● Written exercise
Identify all lines in the data containing the string "läge". Copy them out.

● Exercise inputs

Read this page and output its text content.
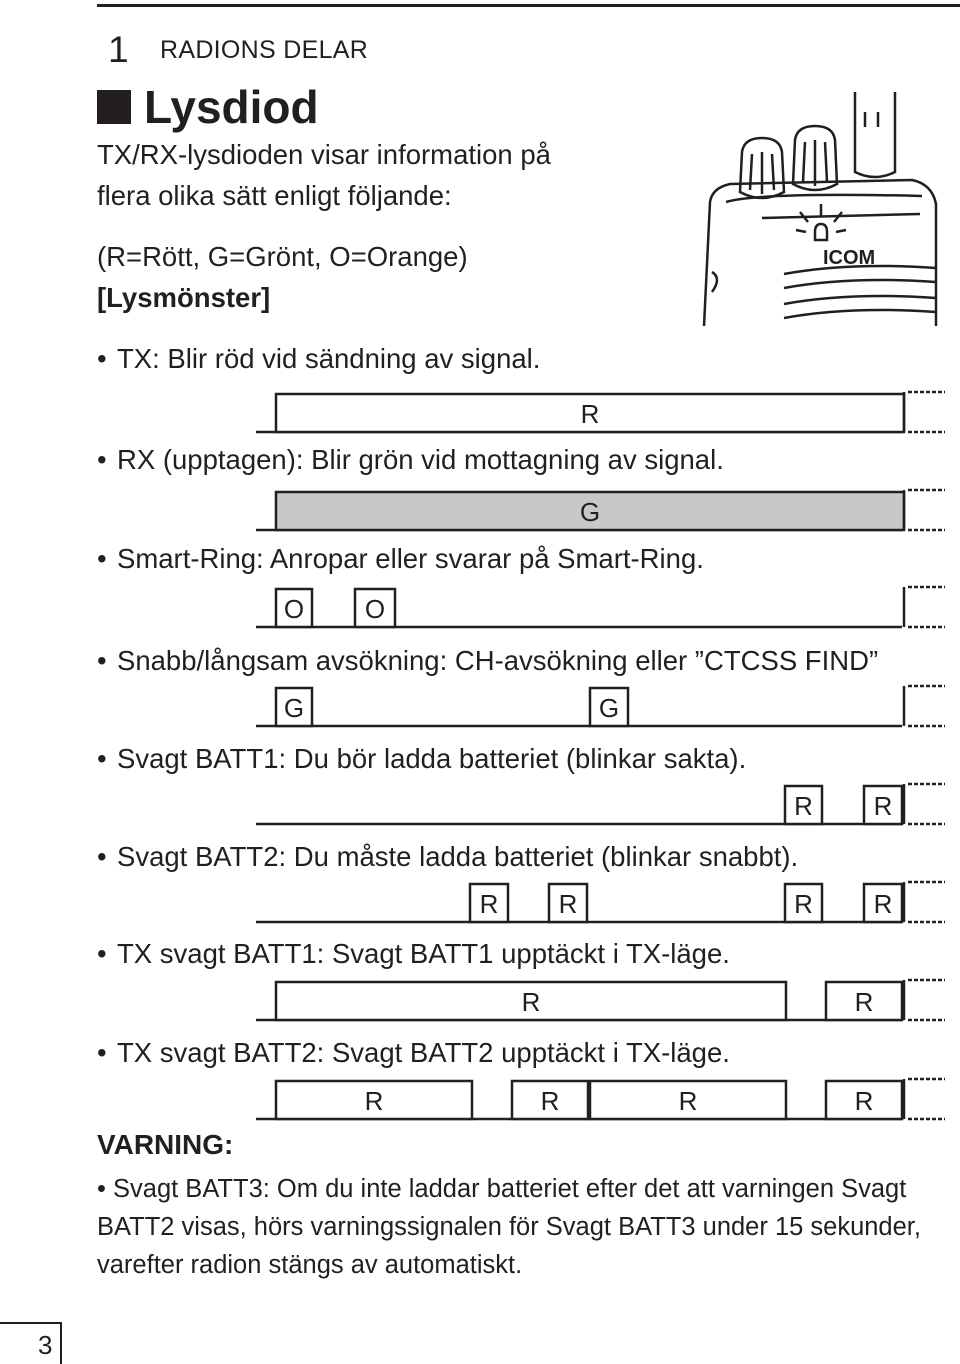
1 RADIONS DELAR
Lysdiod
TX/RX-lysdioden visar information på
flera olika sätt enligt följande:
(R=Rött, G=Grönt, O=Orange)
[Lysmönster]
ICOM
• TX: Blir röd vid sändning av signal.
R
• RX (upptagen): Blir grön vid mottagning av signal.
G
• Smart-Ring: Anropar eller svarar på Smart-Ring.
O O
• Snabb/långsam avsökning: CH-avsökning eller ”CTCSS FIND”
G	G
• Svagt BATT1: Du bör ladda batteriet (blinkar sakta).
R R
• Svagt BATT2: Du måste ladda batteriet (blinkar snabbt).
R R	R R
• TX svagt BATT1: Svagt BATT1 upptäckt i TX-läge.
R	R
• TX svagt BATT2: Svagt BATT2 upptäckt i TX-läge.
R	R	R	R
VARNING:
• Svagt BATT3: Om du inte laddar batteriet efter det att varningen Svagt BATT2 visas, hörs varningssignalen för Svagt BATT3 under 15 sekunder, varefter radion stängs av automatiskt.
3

● Task answer
• TX svagt BATT1: Svagt BATT1 upptäckt i TX-läge.
• TX svagt BATT2: Svagt BATT2 upptäckt i TX-läge.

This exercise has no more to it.